>> begin

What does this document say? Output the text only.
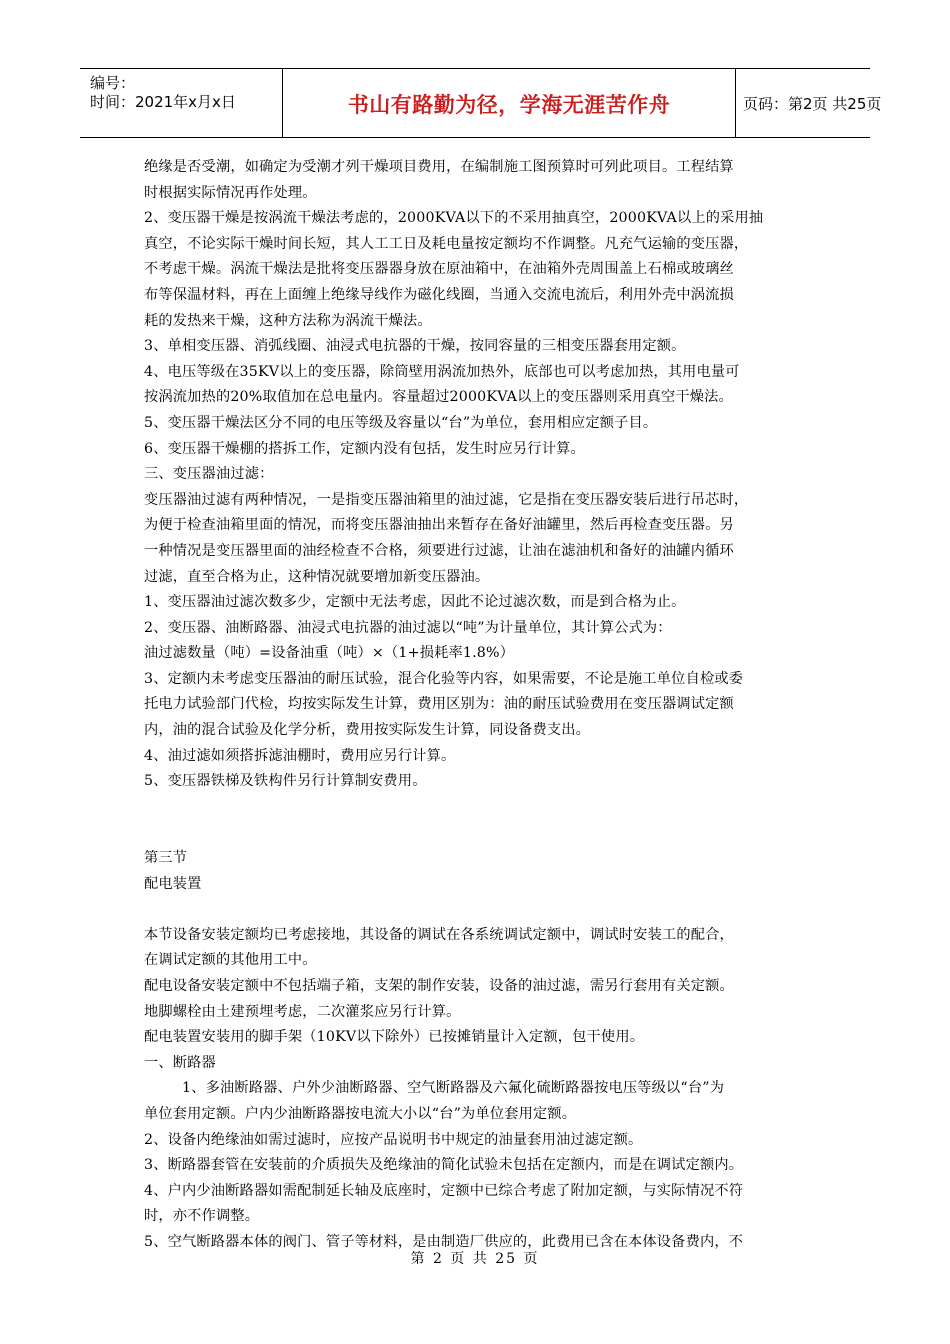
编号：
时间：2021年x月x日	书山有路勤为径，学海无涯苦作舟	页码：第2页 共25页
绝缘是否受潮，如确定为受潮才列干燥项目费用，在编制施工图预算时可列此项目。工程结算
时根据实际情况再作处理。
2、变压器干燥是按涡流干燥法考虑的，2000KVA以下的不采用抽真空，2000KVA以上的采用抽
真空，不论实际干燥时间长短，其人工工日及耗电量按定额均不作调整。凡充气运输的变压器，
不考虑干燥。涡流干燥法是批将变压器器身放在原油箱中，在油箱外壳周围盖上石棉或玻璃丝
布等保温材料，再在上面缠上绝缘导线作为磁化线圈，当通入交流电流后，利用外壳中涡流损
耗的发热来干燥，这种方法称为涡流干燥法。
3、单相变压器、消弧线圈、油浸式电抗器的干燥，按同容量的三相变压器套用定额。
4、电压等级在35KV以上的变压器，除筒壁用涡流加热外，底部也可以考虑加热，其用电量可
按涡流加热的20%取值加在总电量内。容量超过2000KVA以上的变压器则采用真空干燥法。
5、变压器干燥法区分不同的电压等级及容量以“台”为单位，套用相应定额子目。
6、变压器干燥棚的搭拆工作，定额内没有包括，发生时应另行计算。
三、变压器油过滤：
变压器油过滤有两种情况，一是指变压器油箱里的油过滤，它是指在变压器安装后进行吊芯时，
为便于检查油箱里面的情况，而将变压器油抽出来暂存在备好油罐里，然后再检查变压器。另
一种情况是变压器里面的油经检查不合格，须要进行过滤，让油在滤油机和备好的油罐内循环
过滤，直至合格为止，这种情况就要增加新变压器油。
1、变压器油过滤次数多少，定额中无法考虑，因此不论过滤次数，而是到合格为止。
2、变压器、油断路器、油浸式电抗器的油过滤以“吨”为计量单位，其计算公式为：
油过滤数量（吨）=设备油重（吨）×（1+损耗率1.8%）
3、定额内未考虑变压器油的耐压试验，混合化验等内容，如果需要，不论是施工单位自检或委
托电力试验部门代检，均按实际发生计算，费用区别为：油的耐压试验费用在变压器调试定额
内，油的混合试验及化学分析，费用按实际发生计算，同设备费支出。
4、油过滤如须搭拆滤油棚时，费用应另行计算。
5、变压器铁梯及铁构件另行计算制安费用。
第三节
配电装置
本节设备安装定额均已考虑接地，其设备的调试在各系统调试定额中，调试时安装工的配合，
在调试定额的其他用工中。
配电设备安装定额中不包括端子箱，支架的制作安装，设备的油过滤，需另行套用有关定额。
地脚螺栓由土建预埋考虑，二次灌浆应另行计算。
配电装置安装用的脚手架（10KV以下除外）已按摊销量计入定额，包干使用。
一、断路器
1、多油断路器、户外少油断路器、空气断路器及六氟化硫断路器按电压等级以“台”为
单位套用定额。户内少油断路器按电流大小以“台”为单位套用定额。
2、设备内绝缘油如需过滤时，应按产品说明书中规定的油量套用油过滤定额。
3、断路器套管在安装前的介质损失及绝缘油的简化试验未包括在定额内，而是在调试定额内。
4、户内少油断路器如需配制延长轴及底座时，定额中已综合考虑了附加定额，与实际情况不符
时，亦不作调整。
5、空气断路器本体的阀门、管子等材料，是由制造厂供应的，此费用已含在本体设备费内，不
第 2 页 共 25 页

>> end

- GIVEN TASK:
All of the entries need to be transcribed word for word; pictures are left out.

- ANSWER FOR THE TASK:
What does this document say? Output the text only.
编号：
时间：2021年x月x日	书山有路勤为径，学海无涯苦作舟	页码：第2页 共25页
绝缘是否受潮，如确定为受潮才列干燥项目费用，在编制施工图预算时可列此项目。工程结算
时根据实际情况再作处理。
2、变压器干燥是按涡流干燥法考虑的，2000KVA以下的不采用抽真空，2000KVA以上的采用抽
真空，不论实际干燥时间长短，其人工工日及耗电量按定额均不作调整。凡充气运输的变压器，
不考虑干燥。涡流干燥法是批将变压器器身放在原油箱中，在油箱外壳周围盖上石棉或玻璃丝
布等保温材料，再在上面缠上绝缘导线作为磁化线圈，当通入交流电流后，利用外壳中涡流损
耗的发热来干燥，这种方法称为涡流干燥法。
3、单相变压器、消弧线圈、油浸式电抗器的干燥，按同容量的三相变压器套用定额。
4、电压等级在35KV以上的变压器，除筒壁用涡流加热外，底部也可以考虑加热，其用电量可
按涡流加热的20%取值加在总电量内。容量超过2000KVA以上的变压器则采用真空干燥法。
5、变压器干燥法区分不同的电压等级及容量以“台”为单位，套用相应定额子目。
6、变压器干燥棚的搭拆工作，定额内没有包括，发生时应另行计算。
三、变压器油过滤：
变压器油过滤有两种情况，一是指变压器油箱里的油过滤，它是指在变压器安装后进行吊芯时，
为便于检查油箱里面的情况，而将变压器油抽出来暂存在备好油罐里，然后再检查变压器。另
一种情况是变压器里面的油经检查不合格，须要进行过滤，让油在滤油机和备好的油罐内循环
过滤，直至合格为止，这种情况就要增加新变压器油。
1、变压器油过滤次数多少，定额中无法考虑，因此不论过滤次数，而是到合格为止。
2、变压器、油断路器、油浸式电抗器的油过滤以“吨”为计量单位，其计算公式为：
油过滤数量（吨）=设备油重（吨）×（1+损耗率1.8%）
3、定额内未考虑变压器油的耐压试验，混合化验等内容，如果需要，不论是施工单位自检或委
托电力试验部门代检，均按实际发生计算，费用区别为：油的耐压试验费用在变压器调试定额
内，油的混合试验及化学分析，费用按实际发生计算，同设备费支出。
4、油过滤如须搭拆滤油棚时，费用应另行计算。
5、变压器铁梯及铁构件另行计算制安费用。
第三节
配电装置
本节设备安装定额均已考虑接地，其设备的调试在各系统调试定额中，调试时安装工的配合，
在调试定额的其他用工中。
配电设备安装定额中不包括端子箱，支架的制作安装，设备的油过滤，需另行套用有关定额。
地脚螺栓由土建预埋考虑，二次灌浆应另行计算。
配电装置安装用的脚手架（10KV以下除外）已按摊销量计入定额，包干使用。
一、断路器
1、多油断路器、户外少油断路器、空气断路器及六氟化硫断路器按电压等级以“台”为
单位套用定额。户内少油断路器按电流大小以“台”为单位套用定额。
2、设备内绝缘油如需过滤时，应按产品说明书中规定的油量套用油过滤定额。
3、断路器套管在安装前的介质损失及绝缘油的简化试验未包括在定额内，而是在调试定额内。
4、户内少油断路器如需配制延长轴及底座时，定额中已综合考虑了附加定额，与实际情况不符
时，亦不作调整。
5、空气断路器本体的阀门、管子等材料，是由制造厂供应的，此费用已含在本体设备费内，不
第 2 页 共 25 页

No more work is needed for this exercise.